:: Data records ::

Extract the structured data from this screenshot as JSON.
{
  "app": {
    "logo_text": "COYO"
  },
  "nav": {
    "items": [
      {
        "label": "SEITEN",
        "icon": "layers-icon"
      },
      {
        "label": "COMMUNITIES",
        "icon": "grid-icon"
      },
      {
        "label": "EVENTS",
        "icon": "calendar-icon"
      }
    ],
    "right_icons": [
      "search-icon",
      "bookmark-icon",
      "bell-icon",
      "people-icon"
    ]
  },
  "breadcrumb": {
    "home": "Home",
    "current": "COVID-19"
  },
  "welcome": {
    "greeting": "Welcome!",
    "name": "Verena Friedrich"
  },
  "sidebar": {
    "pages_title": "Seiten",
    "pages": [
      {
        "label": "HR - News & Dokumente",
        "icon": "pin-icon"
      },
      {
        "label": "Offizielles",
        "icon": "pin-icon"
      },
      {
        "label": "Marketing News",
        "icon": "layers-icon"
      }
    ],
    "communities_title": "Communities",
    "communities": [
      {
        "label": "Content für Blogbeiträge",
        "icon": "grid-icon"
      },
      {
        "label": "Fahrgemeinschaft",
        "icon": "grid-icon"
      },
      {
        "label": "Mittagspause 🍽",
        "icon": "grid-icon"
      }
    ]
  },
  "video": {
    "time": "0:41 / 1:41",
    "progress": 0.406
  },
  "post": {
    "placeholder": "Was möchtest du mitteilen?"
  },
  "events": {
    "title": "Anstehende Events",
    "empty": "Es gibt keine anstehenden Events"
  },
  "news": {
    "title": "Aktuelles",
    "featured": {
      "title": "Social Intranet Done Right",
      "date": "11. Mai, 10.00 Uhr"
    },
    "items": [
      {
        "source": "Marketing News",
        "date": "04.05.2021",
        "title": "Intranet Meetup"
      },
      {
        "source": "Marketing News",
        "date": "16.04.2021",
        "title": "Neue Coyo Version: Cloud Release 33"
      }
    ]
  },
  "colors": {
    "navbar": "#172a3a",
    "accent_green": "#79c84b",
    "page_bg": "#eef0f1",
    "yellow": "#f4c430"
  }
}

:: Aim ::
All the entries above need to be reproduced exactly.

:: Completed task ::
Extract the structured data from this screenshot as JSON.
{
  "app": {
    "logo_text": "COYO"
  },
  "nav": {
    "items": [
      {
        "label": "SEITEN",
        "icon": "layers-icon"
      },
      {
        "label": "COMMUNITIES",
        "icon": "grid-icon"
      },
      {
        "label": "EVENTS",
        "icon": "calendar-icon"
      }
    ],
    "right_icons": [
      "search-icon",
      "bookmark-icon",
      "bell-icon",
      "people-icon"
    ]
  },
  "breadcrumb": {
    "home": "Home",
    "current": "COVID-19"
  },
  "welcome": {
    "greeting": "Welcome!",
    "name": "Verena Friedrich"
  },
  "sidebar": {
    "pages_title": "Seiten",
    "pages": [
      {
        "label": "HR - News & Dokumente",
        "icon": "pin-icon"
      },
      {
        "label": "Offizielles",
        "icon": "pin-icon"
      },
      {
        "label": "Marketing News",
        "icon": "layers-icon"
      }
    ],
    "communities_title": "Communities",
    "communities": [
      {
        "label": "Content für Blogbeiträge",
        "icon": "grid-icon"
      },
      {
        "label": "Fahrgemeinschaft",
        "icon": "grid-icon"
      },
      {
        "label": "Mittagspause 🍽",
        "icon": "grid-icon"
      }
    ]
  },
  "video": {
    "time": "0:41 / 1:41",
    "progress": 0.406
  },
  "post": {
    "placeholder": "Was möchtest du mitteilen?"
  },
  "events": {
    "title": "Anstehende Events",
    "empty": "Es gibt keine anstehenden Events"
  },
  "news": {
    "title": "Aktuelles",
    "featured": {
      "title": "Social Intranet Done Right",
      "date": "11. Mai, 10.00 Uhr"
    },
    "items": [
      {
        "source": "Marketing News",
        "date": "04.05.2021",
        "title": "Intranet Meetup"
      },
      {
        "source": "Marketing News",
        "date": "16.04.2021",
        "title": "Neue Coyo Version: Cloud Release 33"
      }
    ]
  },
  "colors": {
    "navbar": "#172a3a",
    "accent_green": "#79c84b",
    "page_bg": "#eef0f1",
    "yellow": "#f4c430"
  }
}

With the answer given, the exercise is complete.